> **What is needed**
Only the number is needed: how many lines contain the word "this"?

> **Figure contents as structured data**
Begin

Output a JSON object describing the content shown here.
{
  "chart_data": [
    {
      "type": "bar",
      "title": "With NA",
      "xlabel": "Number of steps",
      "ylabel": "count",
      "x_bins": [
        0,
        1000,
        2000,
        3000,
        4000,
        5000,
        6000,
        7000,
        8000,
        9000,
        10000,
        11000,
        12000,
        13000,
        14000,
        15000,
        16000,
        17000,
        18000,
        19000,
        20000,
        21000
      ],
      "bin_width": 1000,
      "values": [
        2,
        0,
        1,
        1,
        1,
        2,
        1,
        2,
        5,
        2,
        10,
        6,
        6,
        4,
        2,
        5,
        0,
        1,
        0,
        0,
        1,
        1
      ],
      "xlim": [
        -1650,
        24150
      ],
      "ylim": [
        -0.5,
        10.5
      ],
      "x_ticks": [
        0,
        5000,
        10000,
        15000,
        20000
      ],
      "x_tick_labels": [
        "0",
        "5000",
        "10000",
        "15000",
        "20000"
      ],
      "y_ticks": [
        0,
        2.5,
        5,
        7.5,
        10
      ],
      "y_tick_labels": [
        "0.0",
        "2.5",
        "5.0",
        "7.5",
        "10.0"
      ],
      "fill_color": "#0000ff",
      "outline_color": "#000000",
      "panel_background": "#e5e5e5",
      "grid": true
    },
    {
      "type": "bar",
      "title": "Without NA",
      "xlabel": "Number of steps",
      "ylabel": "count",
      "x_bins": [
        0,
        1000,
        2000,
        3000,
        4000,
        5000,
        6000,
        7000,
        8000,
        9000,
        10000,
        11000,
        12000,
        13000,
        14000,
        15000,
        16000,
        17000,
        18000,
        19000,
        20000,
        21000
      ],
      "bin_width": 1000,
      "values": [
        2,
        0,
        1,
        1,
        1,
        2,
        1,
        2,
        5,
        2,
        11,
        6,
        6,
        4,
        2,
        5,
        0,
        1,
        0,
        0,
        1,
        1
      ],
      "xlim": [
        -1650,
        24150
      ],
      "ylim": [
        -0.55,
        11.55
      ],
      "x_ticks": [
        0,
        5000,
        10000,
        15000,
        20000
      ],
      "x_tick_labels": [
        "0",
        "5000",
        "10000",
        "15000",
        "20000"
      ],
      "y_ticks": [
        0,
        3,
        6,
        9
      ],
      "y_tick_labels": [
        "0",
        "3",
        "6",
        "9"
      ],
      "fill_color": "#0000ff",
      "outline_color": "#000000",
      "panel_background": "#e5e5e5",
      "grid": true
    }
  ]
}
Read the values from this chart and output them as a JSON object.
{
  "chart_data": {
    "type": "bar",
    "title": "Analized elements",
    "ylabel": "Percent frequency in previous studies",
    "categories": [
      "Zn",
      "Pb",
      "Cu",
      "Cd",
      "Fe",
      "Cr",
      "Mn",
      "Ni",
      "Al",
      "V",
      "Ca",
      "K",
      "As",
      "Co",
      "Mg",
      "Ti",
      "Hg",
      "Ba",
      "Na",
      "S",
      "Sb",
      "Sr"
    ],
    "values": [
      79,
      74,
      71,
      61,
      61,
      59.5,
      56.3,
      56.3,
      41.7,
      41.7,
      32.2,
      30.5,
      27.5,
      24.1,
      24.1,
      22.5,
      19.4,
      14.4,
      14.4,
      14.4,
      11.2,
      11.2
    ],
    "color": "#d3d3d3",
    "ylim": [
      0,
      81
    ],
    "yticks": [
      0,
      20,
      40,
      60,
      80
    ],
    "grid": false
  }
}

End
Begin

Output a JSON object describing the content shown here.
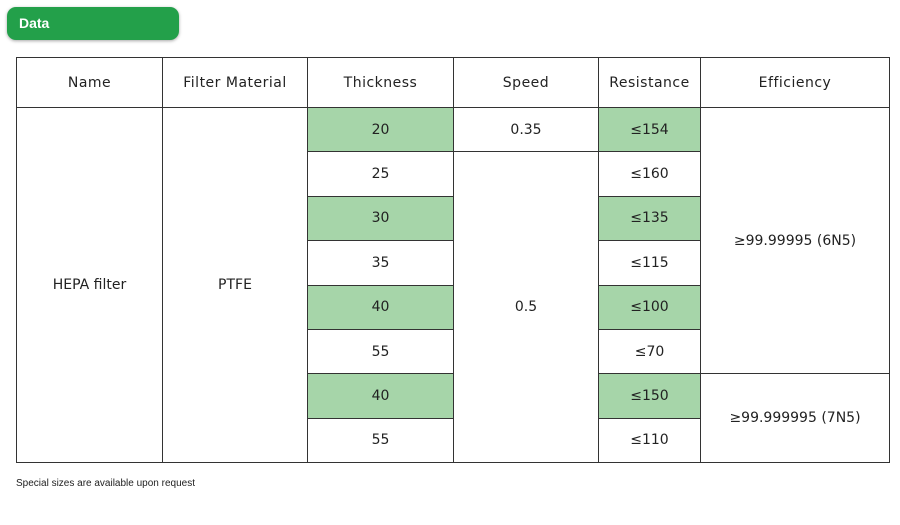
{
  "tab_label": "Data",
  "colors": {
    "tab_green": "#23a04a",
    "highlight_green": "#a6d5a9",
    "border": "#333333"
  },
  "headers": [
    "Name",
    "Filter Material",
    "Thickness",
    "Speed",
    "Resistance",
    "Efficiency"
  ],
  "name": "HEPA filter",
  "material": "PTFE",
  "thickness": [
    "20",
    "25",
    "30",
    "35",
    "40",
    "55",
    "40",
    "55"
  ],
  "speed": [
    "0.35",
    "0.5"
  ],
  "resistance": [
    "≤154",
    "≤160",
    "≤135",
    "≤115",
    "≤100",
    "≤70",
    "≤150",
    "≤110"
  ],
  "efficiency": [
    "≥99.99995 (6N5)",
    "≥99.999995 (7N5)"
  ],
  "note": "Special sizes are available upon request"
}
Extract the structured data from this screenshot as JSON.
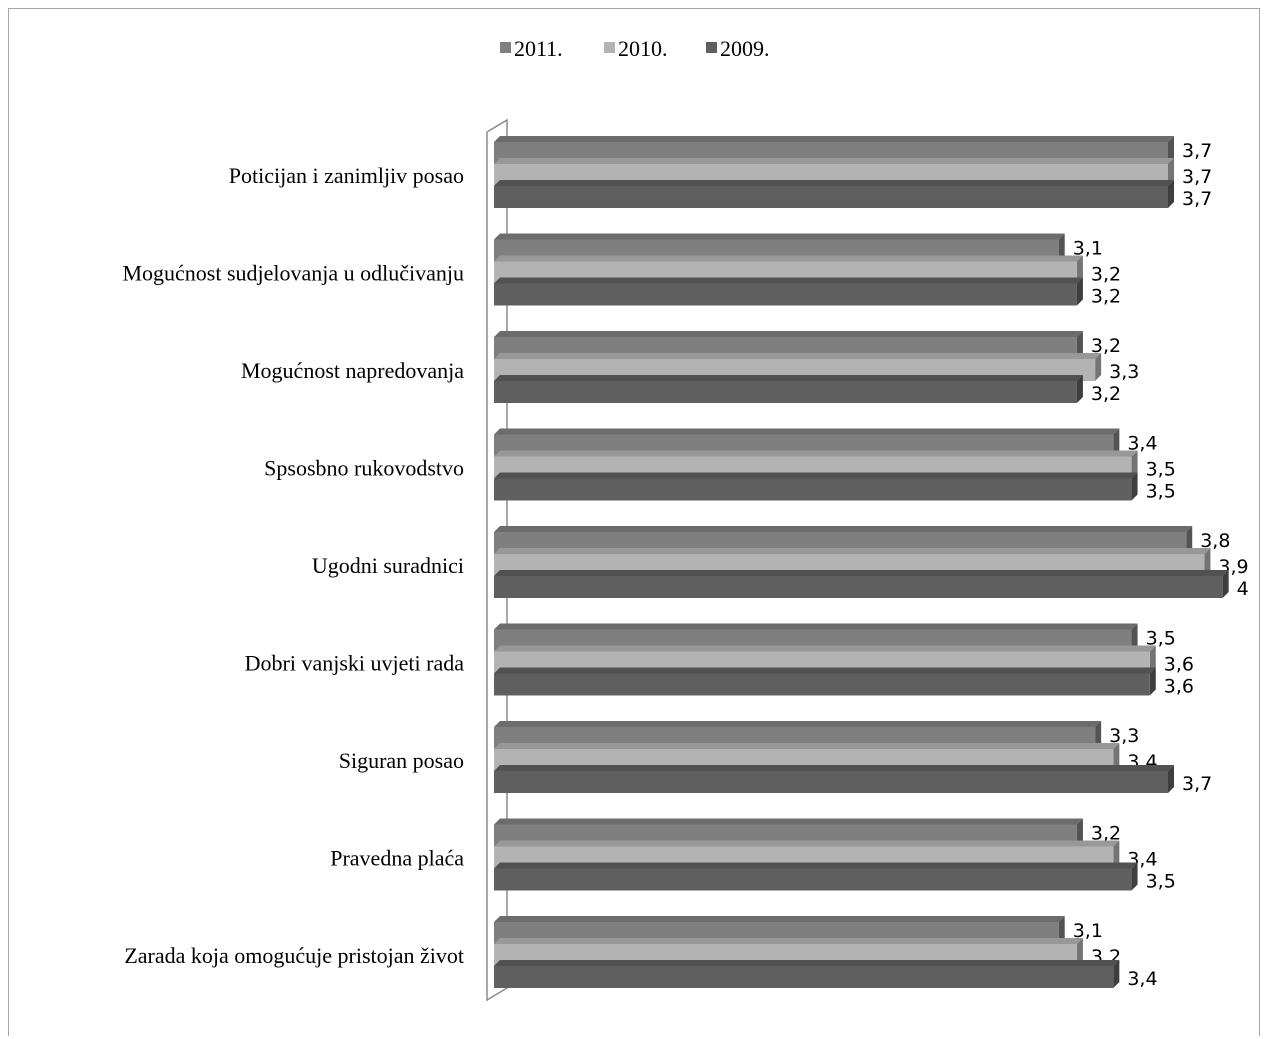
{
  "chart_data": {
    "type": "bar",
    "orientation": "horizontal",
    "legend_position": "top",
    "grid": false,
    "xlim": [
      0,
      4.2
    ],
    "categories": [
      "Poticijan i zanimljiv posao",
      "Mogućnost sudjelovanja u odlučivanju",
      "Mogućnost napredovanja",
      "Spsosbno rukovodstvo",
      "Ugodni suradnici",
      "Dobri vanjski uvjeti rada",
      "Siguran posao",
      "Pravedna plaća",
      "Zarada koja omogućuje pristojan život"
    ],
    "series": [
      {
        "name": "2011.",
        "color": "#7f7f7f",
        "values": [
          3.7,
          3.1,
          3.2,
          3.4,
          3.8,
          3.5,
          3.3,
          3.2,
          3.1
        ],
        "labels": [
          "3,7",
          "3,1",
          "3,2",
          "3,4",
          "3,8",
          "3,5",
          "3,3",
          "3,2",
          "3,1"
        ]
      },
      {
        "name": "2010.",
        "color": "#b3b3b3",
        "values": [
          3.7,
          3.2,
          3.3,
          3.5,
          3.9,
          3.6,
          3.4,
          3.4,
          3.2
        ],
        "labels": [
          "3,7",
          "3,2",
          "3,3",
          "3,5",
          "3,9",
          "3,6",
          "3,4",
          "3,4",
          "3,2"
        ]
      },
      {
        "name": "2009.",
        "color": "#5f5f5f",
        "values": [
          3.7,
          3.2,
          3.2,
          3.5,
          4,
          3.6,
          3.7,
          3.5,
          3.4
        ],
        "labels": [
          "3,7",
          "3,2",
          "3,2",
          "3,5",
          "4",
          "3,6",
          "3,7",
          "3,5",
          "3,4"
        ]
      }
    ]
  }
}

End

> **Exercise response**
2